SELECTED PASSAGE:

Surveys conducted by the Pew Research Center show that the percentage of Americans responding positively to the question "do you happen to read any daily newspaper or newspapers regularly, or not" declined from around 70 percent or more in the early and mid-1990s to 63 percent in the early 2000s. Responses to another question, "did you get a chance to read a daily newspaper yesterday," showed a similar pattern: those answering "yes" fell from approximately 50 percent in the mid-1990s to 41 percent in 2002. Data from NSF surveys indicate that newspaper readership has declined at all education levels.

The percentage of people who report regularly reading a weekly newsmagazine such as Time, U.S. News and World Report, or Newsweek fell from a high of 24 percent during the mid-1990s to 13 percent in 2002; the amount of time spent reading these magazines also declined (Pew Research Center for the People and the Press 2002a).

The leading science magazines in the United States (according to sales figures) are Popular Science, Discover, Scientific American, Wired, Natural History, Science News, Astronomy, and Science. A total of 4.4 million copies of these publications are sold each month, with Popular Science accounting for 1.5 million, Discover about 1 million, and Scientific American approximately 700,000. The vast majority of both subscribers and readers of science magazines are men, and they tend to be well educated and have high incomes. For example, 85 percent of the readers of Scientific American have college degrees, and 60 percent have graduate or professional degrees. Readers of Wired have the highest average household income: $132,000. The average age of science magazine readers is in the 40s: 49 for Scientific American and Discover, 43 for Popular Science, and 41 for Wired (Wertheim 2003).

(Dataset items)

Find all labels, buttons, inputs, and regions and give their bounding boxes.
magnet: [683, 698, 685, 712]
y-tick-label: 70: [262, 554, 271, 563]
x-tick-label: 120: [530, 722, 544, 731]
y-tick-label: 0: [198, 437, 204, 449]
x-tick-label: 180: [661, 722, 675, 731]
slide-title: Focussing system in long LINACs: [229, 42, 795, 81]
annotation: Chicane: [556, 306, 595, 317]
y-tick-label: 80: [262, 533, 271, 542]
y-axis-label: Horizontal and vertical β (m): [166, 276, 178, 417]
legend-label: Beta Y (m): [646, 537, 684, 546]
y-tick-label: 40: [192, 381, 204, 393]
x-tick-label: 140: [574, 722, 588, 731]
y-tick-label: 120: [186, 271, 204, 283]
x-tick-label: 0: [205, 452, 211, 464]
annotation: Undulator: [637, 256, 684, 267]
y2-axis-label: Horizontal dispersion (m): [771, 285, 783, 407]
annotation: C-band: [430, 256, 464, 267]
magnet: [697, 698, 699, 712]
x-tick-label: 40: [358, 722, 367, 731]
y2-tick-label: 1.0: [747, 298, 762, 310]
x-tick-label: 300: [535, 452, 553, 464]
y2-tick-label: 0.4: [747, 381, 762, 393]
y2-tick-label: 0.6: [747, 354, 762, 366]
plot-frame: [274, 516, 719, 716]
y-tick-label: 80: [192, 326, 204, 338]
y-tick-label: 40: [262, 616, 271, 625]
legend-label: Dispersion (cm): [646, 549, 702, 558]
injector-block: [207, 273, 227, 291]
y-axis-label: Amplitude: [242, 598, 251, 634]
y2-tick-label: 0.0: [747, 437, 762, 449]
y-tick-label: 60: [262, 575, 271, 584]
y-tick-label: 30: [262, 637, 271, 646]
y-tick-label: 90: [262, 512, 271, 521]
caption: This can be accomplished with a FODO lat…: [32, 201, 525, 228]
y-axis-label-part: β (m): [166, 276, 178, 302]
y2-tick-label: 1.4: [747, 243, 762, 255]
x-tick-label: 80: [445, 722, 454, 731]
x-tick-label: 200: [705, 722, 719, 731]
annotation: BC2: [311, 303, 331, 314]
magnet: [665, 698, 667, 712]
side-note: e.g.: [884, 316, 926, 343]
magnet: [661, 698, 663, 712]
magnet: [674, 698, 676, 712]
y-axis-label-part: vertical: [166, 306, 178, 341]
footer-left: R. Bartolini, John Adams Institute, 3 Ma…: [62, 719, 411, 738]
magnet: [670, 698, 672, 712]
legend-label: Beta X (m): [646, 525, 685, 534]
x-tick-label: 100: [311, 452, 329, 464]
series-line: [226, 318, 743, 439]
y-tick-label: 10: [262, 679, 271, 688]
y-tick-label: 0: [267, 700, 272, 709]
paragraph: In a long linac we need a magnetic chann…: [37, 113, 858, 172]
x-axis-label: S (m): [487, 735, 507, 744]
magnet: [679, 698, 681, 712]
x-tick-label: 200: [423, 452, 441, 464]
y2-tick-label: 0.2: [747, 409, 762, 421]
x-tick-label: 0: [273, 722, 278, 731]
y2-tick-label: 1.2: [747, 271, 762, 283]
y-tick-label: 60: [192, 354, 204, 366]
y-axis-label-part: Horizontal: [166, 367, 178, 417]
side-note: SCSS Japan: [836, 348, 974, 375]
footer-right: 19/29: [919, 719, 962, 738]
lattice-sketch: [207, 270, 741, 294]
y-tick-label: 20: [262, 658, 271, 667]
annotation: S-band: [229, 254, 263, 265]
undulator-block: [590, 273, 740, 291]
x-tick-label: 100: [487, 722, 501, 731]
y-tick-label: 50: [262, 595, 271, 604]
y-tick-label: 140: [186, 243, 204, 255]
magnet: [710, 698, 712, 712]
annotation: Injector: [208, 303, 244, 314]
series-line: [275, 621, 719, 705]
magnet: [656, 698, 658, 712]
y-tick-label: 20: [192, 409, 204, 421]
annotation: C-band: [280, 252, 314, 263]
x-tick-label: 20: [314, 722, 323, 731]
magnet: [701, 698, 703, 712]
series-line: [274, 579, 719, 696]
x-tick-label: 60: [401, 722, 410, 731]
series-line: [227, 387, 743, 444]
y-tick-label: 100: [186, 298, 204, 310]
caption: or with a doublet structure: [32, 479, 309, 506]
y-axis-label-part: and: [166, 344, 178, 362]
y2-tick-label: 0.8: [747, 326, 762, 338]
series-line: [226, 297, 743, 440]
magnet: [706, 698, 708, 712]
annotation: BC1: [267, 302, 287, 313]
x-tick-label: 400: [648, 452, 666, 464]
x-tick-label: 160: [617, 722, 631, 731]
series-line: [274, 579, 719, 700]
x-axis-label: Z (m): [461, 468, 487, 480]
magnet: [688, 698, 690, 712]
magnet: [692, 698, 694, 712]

WORK TO COMPLETE:
1. Reproduce word for word the part of the readership text starting at "The leading science" and ending at "Wired (Wertheim 2003).".
2. Answer these questions from the readership text:
(a) What percentage of people reported regularly reading a weekly newsmagazine in 2002?
(b) How many copies of Popular Science are sold each month?
(c) What is the average age of Wired readers?

SOLVED TASKS:
1.
The leading science magazines in the United States (according to sales figures) are Popular Science, Discover, Scientific American, Wired, Natural History, Science News, Astronomy, and Science. A total of 4.4 million copies of these publications are sold each month, with Popular Science accounting for 1.5 million, Discover about 1 million, and Scientific American approximately 700,000. The vast majority of both subscribers and readers of science magazines are men, and they tend to be well educated and have high incomes. For example, 85 percent of the readers of Scientific American have college degrees, and 60 percent have graduate or professional degrees. Readers of Wired have the highest average household income: $132,000. The average age of science magazine readers is in the 40s: 49 for Scientific American and Discover, 43 for Popular Science, and 41 for Wired (Wertheim 2003).

2.
(a) 13 percent
(b) 1.5 million
(c) 41